> [Textauszug]:

....

Küstenökosysteme besonders anfällig
Aufgrund der kombinierten Auswirkungen von Erwärmung und Anstieg des Meeresspiegels sind die Küstenökosysteme im Mittelmeer besonders anfällig für die Folgen des Klimawandels. Sie umfassen den Bereich bis zehn Meter über dem Meeresspiegel, darunter zum Beispiel Dünen und Felsküsten. Ein steigender Meeresspiegel verstärkt die Küstenerosion und bedroht damit auch die Nistplätze von Meeresschildkröten – mehr als 60 Prozent könnten verloren gehen. Bereits ab einer zusätzlichen Erwärmung von 0,8°C steigt das Risiko deutlich: Sandstrände und Dünen sind besonders gefährdet, und auch Felsküsten verlieren zunehmend Lebensraum und Artenvielfalt, obwohl sie etwas widerstandsfähiger sind.
Betroffen sind auch Feuchtgebiete, Lagunen, Deltas, Salzwiesen und Küsten-Grundwasserleiter, die schon ab +0,8° bis +1,0°C erhebliche Schäden aufweisen können. Hier sind der Verlust wichtiger Pflanzenarten, die Ausbreitung invasiver Arten und großflächige Vegetationsveränderungen sehr wahrscheinlich. Gleichzeitig kann der Meeresspiegelanstieg zu weniger Niederschlägen und damit zu Wasserknappheit führen. Ab +1,0°C verschärfen sich die Risiken voraussichtlich zusätzlich durch Überschwemmungen und erhöhte Nährstoffeinträge.

....

> [Quelldaten]:
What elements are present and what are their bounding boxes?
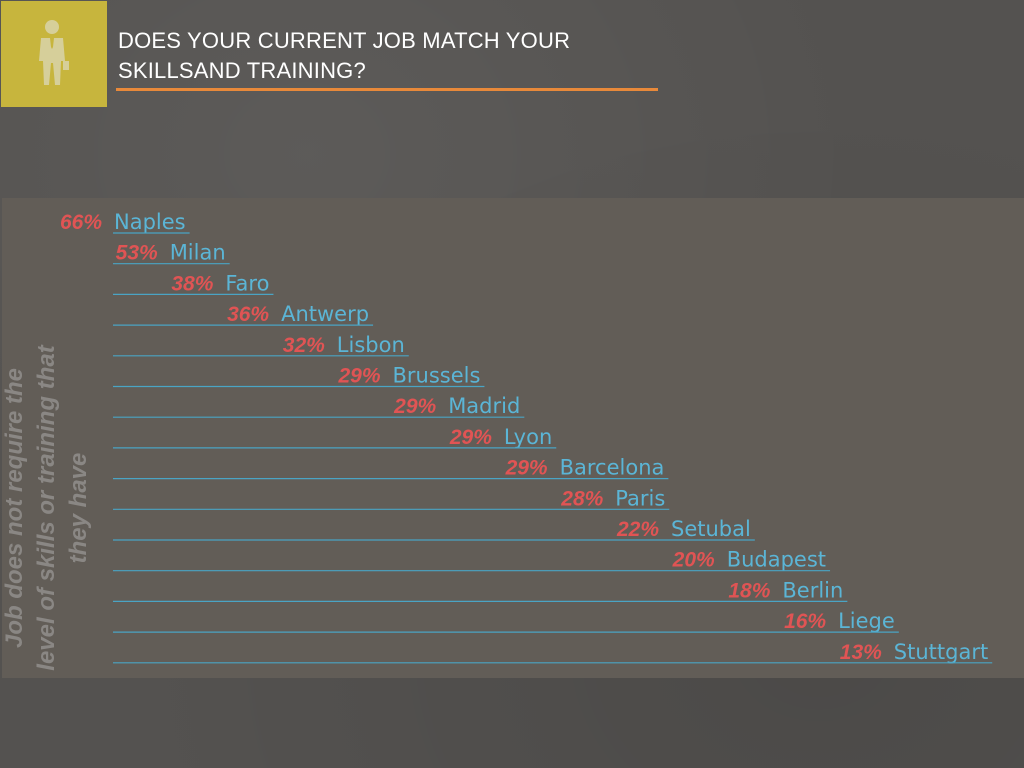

....

> [Übungsaufgaben]:
1/ Beantworten Sie zum Text über die Küstenökosysteme im Mittelmeer die folgenden Fragen:
(a) Bis zu welcher Höhe über dem Meeresspiegel reicht der Bereich der Küstenökosysteme?
(b) Wie viel Prozent der Nistplätze von Meeresschildkröten könnten verloren gehen?
(c) Wodurch verschärfen sich die Risiken ab +1,0°C voraussichtlich zusätzlich?
2/ Aktualisieren Sie im Text über die Küstenökosysteme den Abschnitt, der mit „Küstenökosysteme besonders anfällig“ beginnt und sich bis einschließlich „etwas widerstandsfähiger sind.“ fortsetzt. Ersetzen Sie darin „Meeresschildkröten“ durch „Seevögeln“.

> [Lösungen]:
1/
(a) Bis zehn Meter über dem Meeresspiegel.
(b) Mehr als 60 Prozent.
(c) Durch Überschwemmungen und erhöhte Nährstoffeinträge.

2/
Küstenökosysteme besonders anfällig
Aufgrund der kombinierten Auswirkungen von Erwärmung und Anstieg des Meeresspiegels sind die Küstenökosysteme im Mittelmeer besonders anfällig für die Folgen des Klimawandels. Sie umfassen den Bereich bis zehn Meter über dem Meeresspiegel, darunter zum Beispiel Dünen und Felsküsten. Ein steigender Meeresspiegel verstärkt die Küstenerosion und bedroht damit auch die Nistplätze von Seevögeln – mehr als 60 Prozent könnten verloren gehen. Bereits ab einer zusätzlichen Erwärmung von 0,8°C steigt das Risiko deutlich: Sandstrände und Dünen sind besonders gefährdet, und auch Felsküsten verlieren zunehmend Lebensraum und Artenvielfalt, obwohl sie etwas widerstandsfähiger sind.